--- Input data ---

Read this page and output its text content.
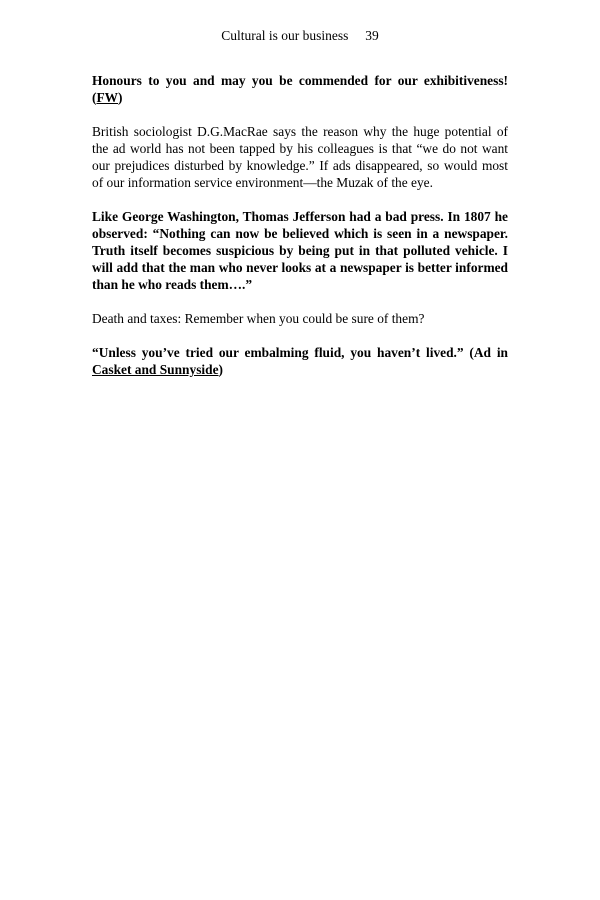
Cultural is our business 39

Honours to you and may you be commended for our exhibitiveness! (FW)

British sociologist D.G.MacRae says the reason why the huge potential of the ad world has not been tapped by his colleagues is that “we do not want our prejudices disturbed by knowledge.” If ads disappeared, so would most of our information service environment—the Muzak of the eye.

Like George Washington, Thomas Jefferson had a bad press. In 1807 he observed: “Nothing can now be believed which is seen in a newspaper. Truth itself becomes suspicious by being put in that polluted vehicle. I will add that the man who never looks at a newspaper is better informed than he who reads them….”

Death and taxes: Remember when you could be sure of them?

“Unless you’ve tried our embalming fluid, you haven’t lived.” (Ad in Casket and Sunnyside)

--- Task instructions ---
Repeat the entries exactly. Pictures are excluded from the copy.

--- Reply ---
Read this page and output its text content.
Cultural is our business 39

Honours to you and may you be commended for our exhibitiveness! (FW)

British sociologist D.G.MacRae says the reason why the huge potential of the ad world has not been tapped by his colleagues is that “we do not want our prejudices disturbed by knowledge.” If ads disappeared, so would most of our information service environment—the Muzak of the eye.

Like George Washington, Thomas Jefferson had a bad press. In 1807 he observed: “Nothing can now be believed which is seen in a newspaper. Truth itself becomes suspicious by being put in that polluted vehicle. I will add that the man who never looks at a newspaper is better informed than he who reads them….”

Death and taxes: Remember when you could be sure of them?

“Unless you’ve tried our embalming fluid, you haven’t lived.” (Ad in Casket and Sunnyside)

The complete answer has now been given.